Saved entries:
====

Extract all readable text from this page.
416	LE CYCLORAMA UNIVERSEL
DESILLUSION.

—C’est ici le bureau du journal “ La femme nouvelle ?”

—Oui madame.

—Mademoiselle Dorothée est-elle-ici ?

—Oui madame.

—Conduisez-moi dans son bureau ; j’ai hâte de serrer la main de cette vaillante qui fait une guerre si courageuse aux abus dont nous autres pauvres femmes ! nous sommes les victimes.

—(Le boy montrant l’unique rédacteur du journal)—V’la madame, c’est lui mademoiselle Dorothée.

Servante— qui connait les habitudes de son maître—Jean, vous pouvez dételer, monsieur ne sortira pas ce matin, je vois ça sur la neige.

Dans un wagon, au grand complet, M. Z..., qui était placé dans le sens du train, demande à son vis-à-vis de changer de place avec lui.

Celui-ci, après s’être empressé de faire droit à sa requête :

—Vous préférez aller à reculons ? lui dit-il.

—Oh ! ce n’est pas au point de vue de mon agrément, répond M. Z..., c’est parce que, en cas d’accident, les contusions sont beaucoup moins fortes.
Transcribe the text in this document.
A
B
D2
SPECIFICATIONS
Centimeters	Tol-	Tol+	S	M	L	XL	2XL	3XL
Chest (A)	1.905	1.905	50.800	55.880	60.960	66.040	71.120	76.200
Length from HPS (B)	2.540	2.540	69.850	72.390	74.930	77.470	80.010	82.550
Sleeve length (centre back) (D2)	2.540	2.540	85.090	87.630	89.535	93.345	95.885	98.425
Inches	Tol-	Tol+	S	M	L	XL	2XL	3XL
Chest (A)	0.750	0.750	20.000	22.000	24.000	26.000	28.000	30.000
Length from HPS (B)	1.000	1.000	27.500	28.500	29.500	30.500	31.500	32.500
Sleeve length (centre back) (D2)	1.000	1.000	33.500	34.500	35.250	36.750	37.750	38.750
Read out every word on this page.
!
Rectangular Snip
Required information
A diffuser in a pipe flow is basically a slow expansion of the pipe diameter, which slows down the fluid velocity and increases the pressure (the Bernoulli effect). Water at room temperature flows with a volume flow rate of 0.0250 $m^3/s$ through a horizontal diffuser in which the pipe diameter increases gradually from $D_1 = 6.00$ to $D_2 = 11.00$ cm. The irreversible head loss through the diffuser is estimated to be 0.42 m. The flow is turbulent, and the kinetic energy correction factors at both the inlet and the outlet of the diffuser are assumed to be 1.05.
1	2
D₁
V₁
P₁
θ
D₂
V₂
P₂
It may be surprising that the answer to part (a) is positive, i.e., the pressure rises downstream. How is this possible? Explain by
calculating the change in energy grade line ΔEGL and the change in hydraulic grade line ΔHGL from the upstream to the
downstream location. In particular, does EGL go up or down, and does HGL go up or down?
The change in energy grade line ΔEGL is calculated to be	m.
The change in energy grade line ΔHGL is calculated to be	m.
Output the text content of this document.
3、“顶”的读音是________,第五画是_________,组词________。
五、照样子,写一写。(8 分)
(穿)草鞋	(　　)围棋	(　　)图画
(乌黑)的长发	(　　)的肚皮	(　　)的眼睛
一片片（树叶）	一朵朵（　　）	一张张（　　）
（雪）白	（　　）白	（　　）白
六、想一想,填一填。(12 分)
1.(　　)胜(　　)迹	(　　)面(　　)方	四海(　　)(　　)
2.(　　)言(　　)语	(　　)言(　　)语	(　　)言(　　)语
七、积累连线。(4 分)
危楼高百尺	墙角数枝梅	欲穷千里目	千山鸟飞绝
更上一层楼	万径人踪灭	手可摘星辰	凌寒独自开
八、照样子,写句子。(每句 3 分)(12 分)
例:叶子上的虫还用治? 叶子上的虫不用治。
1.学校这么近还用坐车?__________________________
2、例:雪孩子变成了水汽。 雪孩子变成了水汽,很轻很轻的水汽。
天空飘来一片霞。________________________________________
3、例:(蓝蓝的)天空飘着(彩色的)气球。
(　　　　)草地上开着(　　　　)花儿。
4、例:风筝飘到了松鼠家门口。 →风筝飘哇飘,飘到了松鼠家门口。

====

Required task
Every record should be given again exactly.

Exercise solution
Extract all readable text from this page.
416	LE CYCLORAMA UNIVERSEL
DESILLUSION.

—C’est ici le bureau du journal “ La femme nouvelle ?”

—Oui madame.

—Mademoiselle Dorothée est-elle-ici ?

—Oui madame.

—Conduisez-moi dans son bureau ; j’ai hâte de serrer la main de cette vaillante qui fait une guerre si courageuse aux abus dont nous autres pauvres femmes ! nous sommes les victimes.

—(Le boy montrant l’unique rédacteur du journal)—V’la madame, c’est lui mademoiselle Dorothée.

Servante— qui connait les habitudes de son maître—Jean, vous pouvez dételer, monsieur ne sortira pas ce matin, je vois ça sur la neige.

Dans un wagon, au grand complet, M. Z..., qui était placé dans le sens du train, demande à son vis-à-vis de changer de place avec lui.

Celui-ci, après s’être empressé de faire droit à sa requête :

—Vous préférez aller à reculons ? lui dit-il.

—Oh ! ce n’est pas au point de vue de mon agrément, répond M. Z..., c’est parce que, en cas d’accident, les contusions sont beaucoup moins fortes.
Transcribe the text in this document.
A
B
D2
SPECIFICATIONS
Centimeters	Tol-	Tol+	S	M	L	XL	2XL	3XL
Chest (A)	1.905	1.905	50.800	55.880	60.960	66.040	71.120	76.200
Length from HPS (B)	2.540	2.540	69.850	72.390	74.930	77.470	80.010	82.550
Sleeve length (centre back) (D2)	2.540	2.540	85.090	87.630	89.535	93.345	95.885	98.425
Inches	Tol-	Tol+	S	M	L	XL	2XL	3XL
Chest (A)	0.750	0.750	20.000	22.000	24.000	26.000	28.000	30.000
Length from HPS (B)	1.000	1.000	27.500	28.500	29.500	30.500	31.500	32.500
Sleeve length (centre back) (D2)	1.000	1.000	33.500	34.500	35.250	36.750	37.750	38.750
Read out every word on this page.
!
Rectangular Snip
Required information
A diffuser in a pipe flow is basically a slow expansion of the pipe diameter, which slows down the fluid velocity and increases the pressure (the Bernoulli effect). Water at room temperature flows with a volume flow rate of 0.0250 $m^3/s$ through a horizontal diffuser in which the pipe diameter increases gradually from $D_1 = 6.00$ to $D_2 = 11.00$ cm. The irreversible head loss through the diffuser is estimated to be 0.42 m. The flow is turbulent, and the kinetic energy correction factors at both the inlet and the outlet of the diffuser are assumed to be 1.05.
1	2
D₁
V₁
P₁
θ
D₂
V₂
P₂
It may be surprising that the answer to part (a) is positive, i.e., the pressure rises downstream. How is this possible? Explain by
calculating the change in energy grade line ΔEGL and the change in hydraulic grade line ΔHGL from the upstream to the
downstream location. In particular, does EGL go up or down, and does HGL go up or down?
The change in energy grade line ΔEGL is calculated to be	m.
The change in energy grade line ΔHGL is calculated to be	m.
Output the text content of this document.
3、“顶”的读音是________,第五画是_________,组词________。
五、照样子,写一写。(8 分)
(穿)草鞋	(　　)围棋	(　　)图画
(乌黑)的长发	(　　)的肚皮	(　　)的眼睛
一片片（树叶）	一朵朵（　　）	一张张（　　）
（雪）白	（　　）白	（　　）白
六、想一想,填一填。(12 分)
1.(　　)胜(　　)迹	(　　)面(　　)方	四海(　　)(　　)
2.(　　)言(　　)语	(　　)言(　　)语	(　　)言(　　)语
七、积累连线。(4 分)
危楼高百尺	墙角数枝梅	欲穷千里目	千山鸟飞绝
更上一层楼	万径人踪灭	手可摘星辰	凌寒独自开
八、照样子,写句子。(每句 3 分)(12 分)
例:叶子上的虫还用治? 叶子上的虫不用治。
1.学校这么近还用坐车?__________________________
2、例:雪孩子变成了水汽。 雪孩子变成了水汽,很轻很轻的水汽。
天空飘来一片霞。________________________________________
3、例:(蓝蓝的)天空飘着(彩色的)气球。
(　　　　)草地上开着(　　　　)花儿。
4、例:风筝飘到了松鼠家门口。 →风筝飘哇飘,飘到了松鼠家门口。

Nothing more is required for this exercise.